Start of PROVIDED DATA

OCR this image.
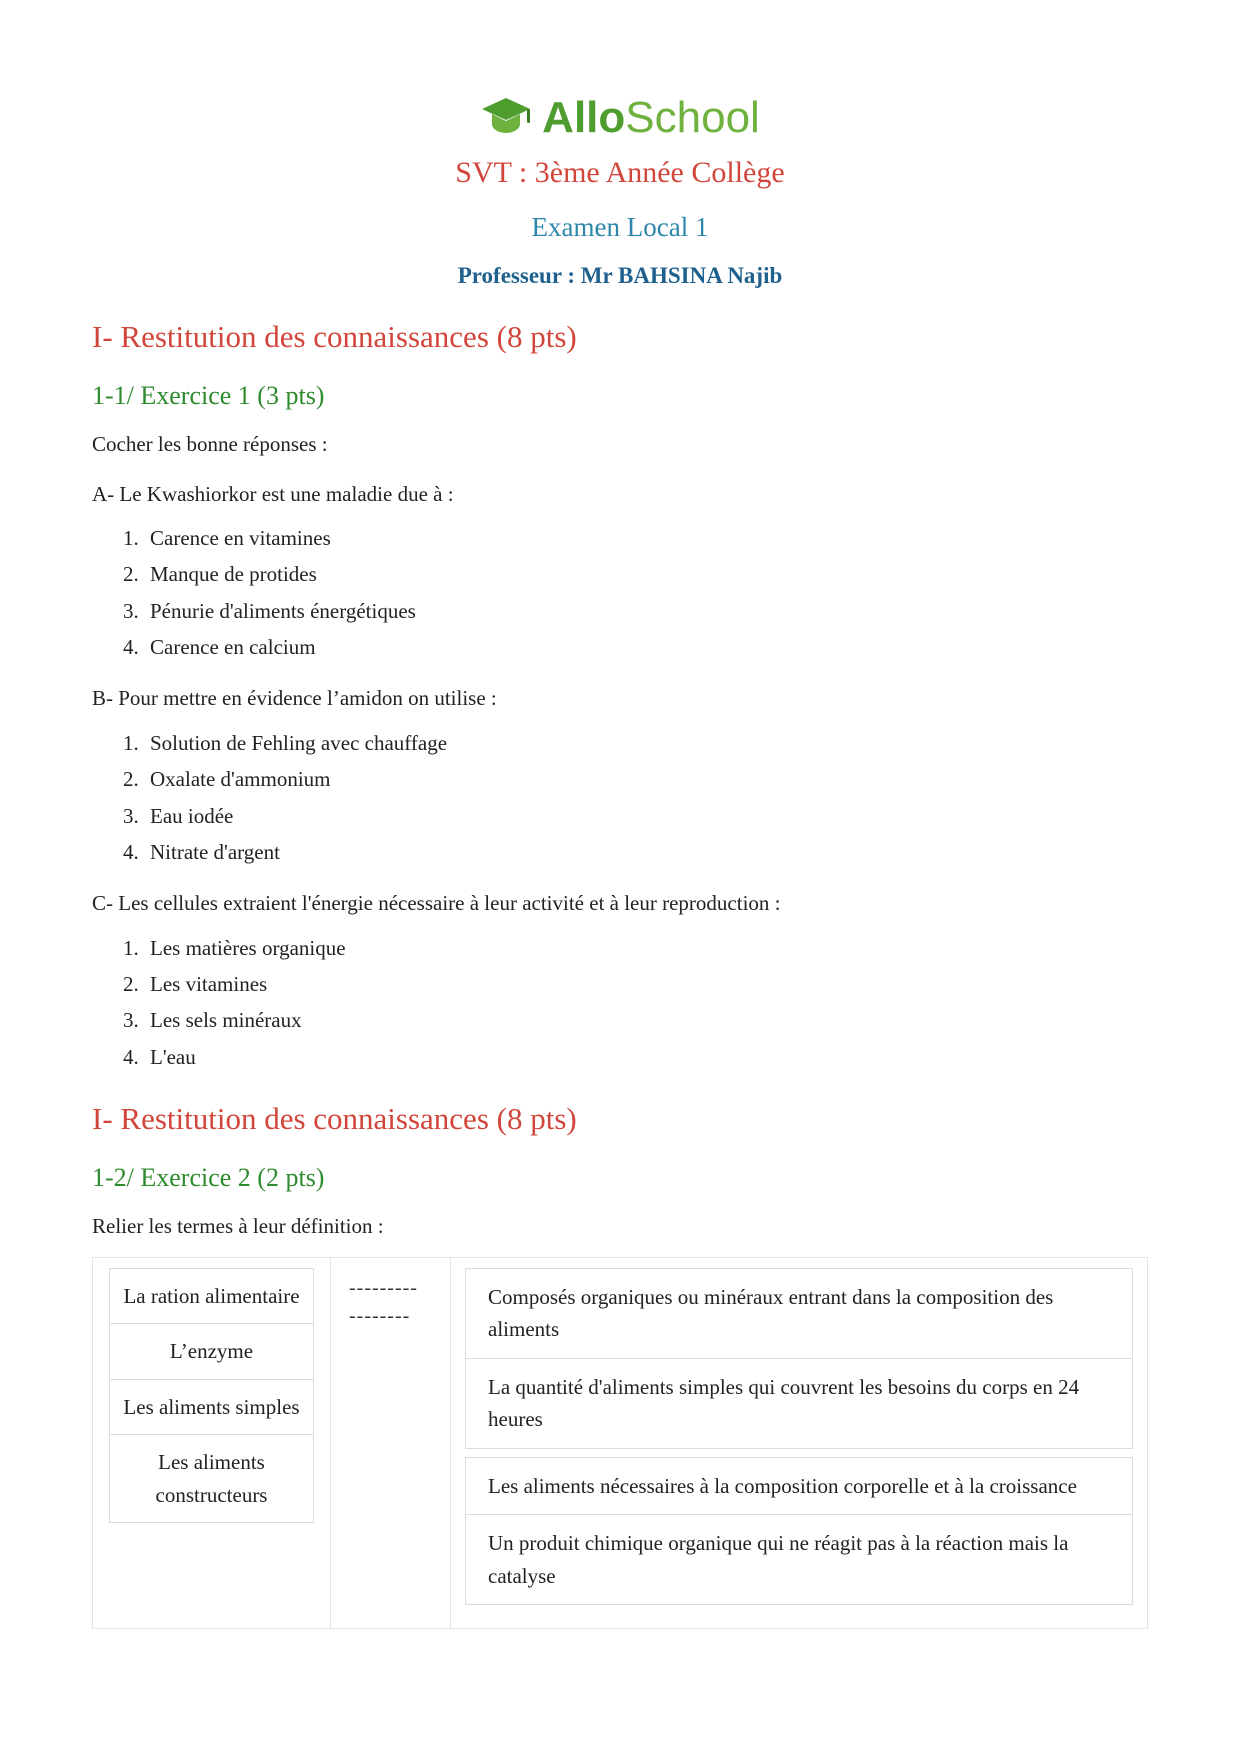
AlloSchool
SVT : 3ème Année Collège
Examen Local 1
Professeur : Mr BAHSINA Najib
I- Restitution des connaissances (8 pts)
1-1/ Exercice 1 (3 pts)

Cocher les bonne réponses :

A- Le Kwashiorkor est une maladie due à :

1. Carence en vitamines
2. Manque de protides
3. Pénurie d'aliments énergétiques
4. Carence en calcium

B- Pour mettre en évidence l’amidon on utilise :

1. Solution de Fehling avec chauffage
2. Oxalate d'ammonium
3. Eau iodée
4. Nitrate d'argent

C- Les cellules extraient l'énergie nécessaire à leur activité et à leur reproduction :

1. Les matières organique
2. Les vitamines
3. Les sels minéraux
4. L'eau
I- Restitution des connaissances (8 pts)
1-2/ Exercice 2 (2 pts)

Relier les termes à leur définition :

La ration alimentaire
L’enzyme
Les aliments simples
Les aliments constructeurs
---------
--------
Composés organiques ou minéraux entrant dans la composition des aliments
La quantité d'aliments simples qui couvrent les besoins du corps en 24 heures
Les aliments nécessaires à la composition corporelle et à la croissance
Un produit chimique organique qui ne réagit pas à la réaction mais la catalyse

End of PROVIDED DATA

WHAT THE EXERCISE ASKS —
With "vitamines" as the search string, filter the records and return each line that has it.

EXERCISE OUTPUT —
1. Carence en vitamines
2. Les vitamines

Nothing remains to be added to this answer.